## What you are asked to do
Report, as a bare number, how many lines of the material below contain the word "approximation".

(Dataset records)
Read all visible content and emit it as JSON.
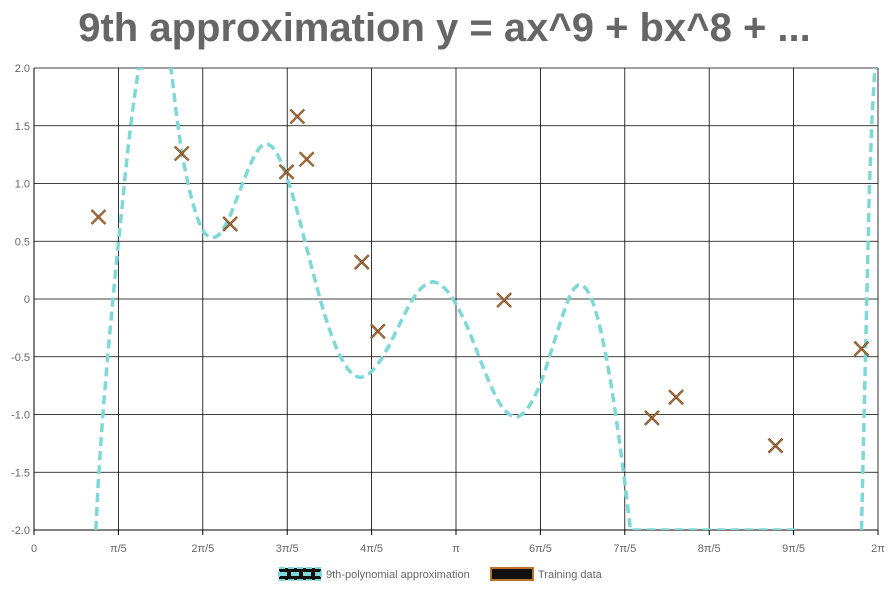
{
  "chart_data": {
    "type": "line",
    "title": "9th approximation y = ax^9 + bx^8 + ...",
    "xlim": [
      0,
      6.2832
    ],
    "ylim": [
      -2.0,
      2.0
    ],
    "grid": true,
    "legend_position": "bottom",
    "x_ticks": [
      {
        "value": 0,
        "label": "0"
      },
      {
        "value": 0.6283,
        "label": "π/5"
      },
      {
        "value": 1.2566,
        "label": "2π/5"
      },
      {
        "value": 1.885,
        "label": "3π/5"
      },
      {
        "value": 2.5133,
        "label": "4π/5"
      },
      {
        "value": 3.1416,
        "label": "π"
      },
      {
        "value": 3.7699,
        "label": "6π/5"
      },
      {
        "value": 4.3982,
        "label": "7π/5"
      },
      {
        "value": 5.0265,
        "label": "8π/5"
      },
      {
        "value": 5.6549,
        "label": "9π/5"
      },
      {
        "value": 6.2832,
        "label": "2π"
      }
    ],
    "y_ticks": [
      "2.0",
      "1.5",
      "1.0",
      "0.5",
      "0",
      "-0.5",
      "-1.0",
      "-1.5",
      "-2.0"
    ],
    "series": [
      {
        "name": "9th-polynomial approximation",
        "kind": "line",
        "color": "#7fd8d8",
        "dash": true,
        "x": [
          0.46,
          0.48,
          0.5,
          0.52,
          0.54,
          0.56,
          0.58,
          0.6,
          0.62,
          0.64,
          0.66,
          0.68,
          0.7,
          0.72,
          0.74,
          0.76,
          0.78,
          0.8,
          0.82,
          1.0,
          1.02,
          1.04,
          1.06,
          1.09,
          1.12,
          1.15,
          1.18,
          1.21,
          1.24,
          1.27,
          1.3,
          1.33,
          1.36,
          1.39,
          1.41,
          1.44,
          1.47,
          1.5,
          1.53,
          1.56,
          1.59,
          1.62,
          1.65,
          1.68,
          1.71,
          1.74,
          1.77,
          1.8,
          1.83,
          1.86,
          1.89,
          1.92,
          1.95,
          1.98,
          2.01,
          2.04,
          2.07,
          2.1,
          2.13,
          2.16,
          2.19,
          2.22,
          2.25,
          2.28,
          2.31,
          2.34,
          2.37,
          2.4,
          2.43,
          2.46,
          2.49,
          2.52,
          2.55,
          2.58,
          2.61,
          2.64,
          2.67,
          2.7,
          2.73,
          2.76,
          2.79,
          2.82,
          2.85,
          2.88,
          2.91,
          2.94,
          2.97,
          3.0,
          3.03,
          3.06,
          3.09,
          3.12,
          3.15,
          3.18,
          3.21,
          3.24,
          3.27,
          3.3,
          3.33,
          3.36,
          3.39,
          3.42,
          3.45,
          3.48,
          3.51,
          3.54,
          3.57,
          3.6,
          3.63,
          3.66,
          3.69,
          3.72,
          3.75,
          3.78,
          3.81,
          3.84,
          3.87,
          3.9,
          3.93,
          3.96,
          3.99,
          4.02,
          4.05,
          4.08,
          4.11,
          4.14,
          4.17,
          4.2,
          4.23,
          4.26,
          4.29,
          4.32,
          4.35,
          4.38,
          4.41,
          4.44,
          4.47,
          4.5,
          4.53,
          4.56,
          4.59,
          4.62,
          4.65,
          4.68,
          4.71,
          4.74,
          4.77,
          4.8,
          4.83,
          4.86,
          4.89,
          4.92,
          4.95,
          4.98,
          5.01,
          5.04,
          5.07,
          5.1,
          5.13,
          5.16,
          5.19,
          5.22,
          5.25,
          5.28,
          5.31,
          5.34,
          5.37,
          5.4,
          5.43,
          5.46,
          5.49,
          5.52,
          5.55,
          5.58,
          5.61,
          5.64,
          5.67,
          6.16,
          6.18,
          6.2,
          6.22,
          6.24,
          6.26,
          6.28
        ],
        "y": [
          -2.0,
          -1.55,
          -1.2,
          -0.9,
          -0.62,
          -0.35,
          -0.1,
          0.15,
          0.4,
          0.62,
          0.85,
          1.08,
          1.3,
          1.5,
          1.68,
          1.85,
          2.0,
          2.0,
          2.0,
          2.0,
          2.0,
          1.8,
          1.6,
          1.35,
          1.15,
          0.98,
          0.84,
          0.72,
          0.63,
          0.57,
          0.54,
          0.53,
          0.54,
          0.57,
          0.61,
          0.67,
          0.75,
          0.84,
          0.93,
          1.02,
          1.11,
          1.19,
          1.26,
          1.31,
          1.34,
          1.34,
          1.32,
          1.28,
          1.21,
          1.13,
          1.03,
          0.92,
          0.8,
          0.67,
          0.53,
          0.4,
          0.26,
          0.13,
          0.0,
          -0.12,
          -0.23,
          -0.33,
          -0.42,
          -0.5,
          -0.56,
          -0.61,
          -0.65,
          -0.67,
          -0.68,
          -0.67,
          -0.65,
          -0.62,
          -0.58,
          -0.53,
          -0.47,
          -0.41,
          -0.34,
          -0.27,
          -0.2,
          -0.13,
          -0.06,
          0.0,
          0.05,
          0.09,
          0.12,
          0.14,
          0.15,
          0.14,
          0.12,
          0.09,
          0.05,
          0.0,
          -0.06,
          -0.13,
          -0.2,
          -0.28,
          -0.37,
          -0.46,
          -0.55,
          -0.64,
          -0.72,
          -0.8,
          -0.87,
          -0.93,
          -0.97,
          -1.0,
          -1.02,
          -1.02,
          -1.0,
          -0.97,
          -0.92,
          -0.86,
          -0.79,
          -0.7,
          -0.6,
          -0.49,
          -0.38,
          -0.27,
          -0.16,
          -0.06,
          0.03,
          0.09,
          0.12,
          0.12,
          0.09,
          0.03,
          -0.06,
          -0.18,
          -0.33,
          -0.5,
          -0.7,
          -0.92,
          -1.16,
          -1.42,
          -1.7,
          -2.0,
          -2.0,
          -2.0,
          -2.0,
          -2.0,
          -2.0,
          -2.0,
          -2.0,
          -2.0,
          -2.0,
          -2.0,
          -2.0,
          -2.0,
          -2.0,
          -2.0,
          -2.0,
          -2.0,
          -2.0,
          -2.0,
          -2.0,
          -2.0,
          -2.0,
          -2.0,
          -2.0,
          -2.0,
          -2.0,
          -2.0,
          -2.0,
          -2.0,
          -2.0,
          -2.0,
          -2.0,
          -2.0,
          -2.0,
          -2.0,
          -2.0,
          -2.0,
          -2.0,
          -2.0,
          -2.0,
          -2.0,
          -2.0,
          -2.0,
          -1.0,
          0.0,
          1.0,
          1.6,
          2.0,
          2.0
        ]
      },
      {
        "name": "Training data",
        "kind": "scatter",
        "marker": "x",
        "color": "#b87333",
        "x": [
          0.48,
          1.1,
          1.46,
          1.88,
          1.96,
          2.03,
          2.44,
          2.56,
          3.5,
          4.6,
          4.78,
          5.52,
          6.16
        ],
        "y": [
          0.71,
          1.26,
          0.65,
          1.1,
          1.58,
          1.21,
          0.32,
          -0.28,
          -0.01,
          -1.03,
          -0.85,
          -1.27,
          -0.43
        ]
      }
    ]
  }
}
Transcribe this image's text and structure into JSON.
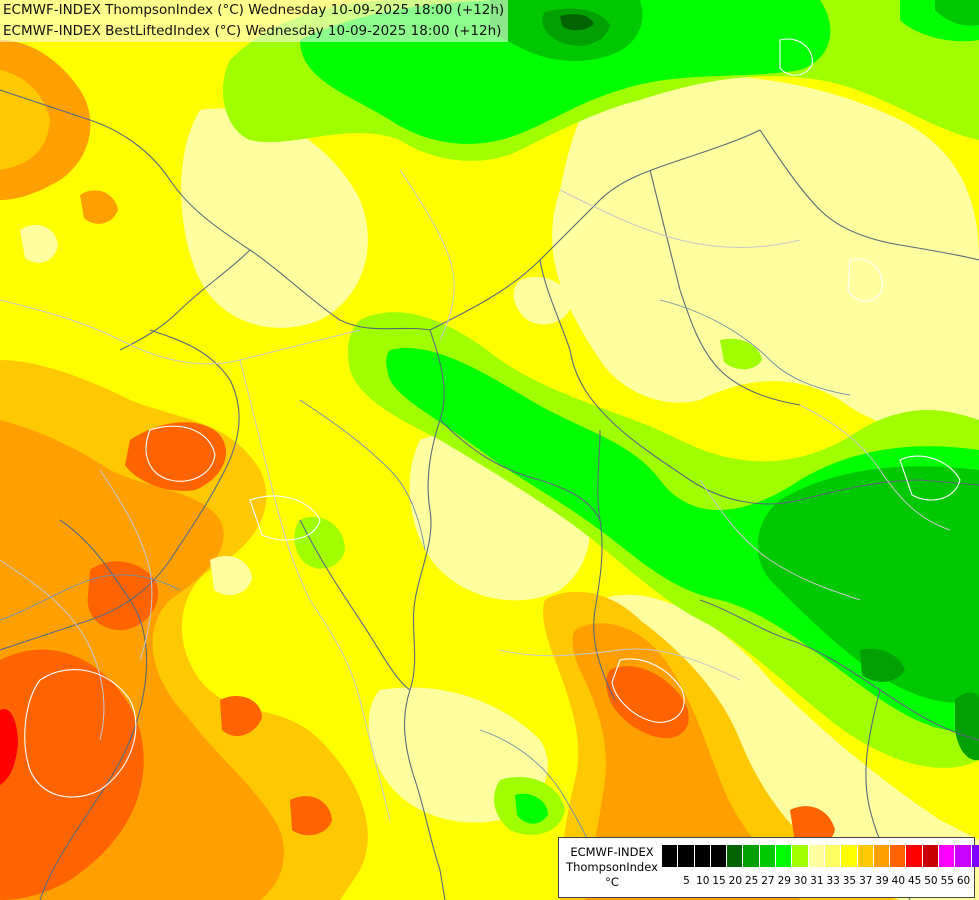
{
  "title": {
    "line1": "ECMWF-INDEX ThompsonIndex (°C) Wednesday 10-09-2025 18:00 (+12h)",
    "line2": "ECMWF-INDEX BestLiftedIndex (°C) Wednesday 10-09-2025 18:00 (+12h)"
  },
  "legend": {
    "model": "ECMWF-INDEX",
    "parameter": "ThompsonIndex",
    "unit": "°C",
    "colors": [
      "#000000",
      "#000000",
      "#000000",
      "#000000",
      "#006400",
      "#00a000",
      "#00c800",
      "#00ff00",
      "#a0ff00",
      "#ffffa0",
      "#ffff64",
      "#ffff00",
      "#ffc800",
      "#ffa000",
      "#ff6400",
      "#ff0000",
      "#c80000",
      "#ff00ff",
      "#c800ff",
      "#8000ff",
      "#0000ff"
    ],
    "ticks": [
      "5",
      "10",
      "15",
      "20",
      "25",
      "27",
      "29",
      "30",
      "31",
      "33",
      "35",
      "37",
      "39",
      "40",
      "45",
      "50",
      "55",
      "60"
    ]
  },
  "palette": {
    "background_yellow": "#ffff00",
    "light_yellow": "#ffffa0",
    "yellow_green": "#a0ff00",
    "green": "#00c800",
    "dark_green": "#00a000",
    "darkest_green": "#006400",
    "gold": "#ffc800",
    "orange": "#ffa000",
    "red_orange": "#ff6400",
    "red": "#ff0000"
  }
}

...

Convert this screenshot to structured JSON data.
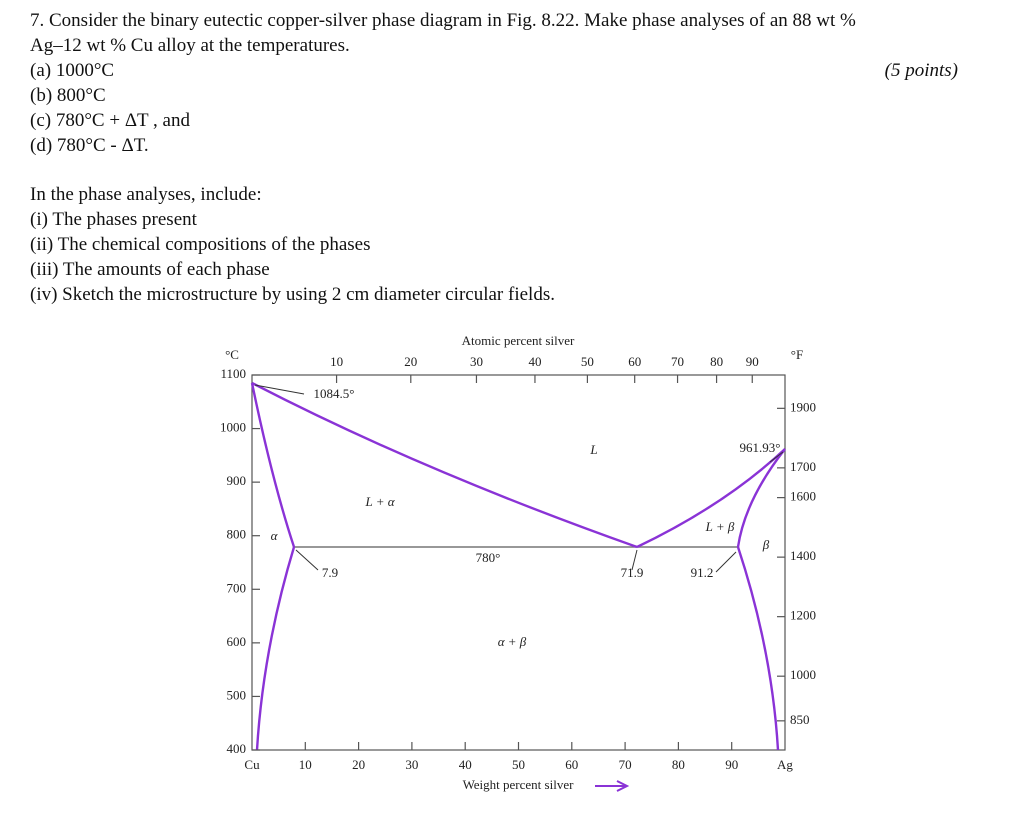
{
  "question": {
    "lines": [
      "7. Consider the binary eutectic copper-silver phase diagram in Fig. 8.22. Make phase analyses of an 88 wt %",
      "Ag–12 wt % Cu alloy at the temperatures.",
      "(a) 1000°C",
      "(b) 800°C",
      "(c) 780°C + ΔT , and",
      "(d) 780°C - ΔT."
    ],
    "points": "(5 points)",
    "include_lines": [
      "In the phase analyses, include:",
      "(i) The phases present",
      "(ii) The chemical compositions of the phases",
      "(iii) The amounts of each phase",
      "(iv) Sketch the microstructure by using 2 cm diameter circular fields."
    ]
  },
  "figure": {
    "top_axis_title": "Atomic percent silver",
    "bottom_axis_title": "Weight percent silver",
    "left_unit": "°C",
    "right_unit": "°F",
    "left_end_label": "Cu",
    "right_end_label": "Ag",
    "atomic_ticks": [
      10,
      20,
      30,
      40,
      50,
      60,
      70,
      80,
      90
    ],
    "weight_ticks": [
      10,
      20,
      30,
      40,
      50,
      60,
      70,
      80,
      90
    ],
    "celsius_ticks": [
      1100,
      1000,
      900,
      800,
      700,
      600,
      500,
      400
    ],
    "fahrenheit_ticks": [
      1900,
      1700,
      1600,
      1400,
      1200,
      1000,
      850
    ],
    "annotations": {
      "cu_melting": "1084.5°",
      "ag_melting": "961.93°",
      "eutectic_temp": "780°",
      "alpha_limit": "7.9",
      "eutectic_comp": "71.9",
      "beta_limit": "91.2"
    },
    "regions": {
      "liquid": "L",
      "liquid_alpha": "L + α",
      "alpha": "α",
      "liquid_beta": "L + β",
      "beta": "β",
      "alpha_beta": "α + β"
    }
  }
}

## Response
2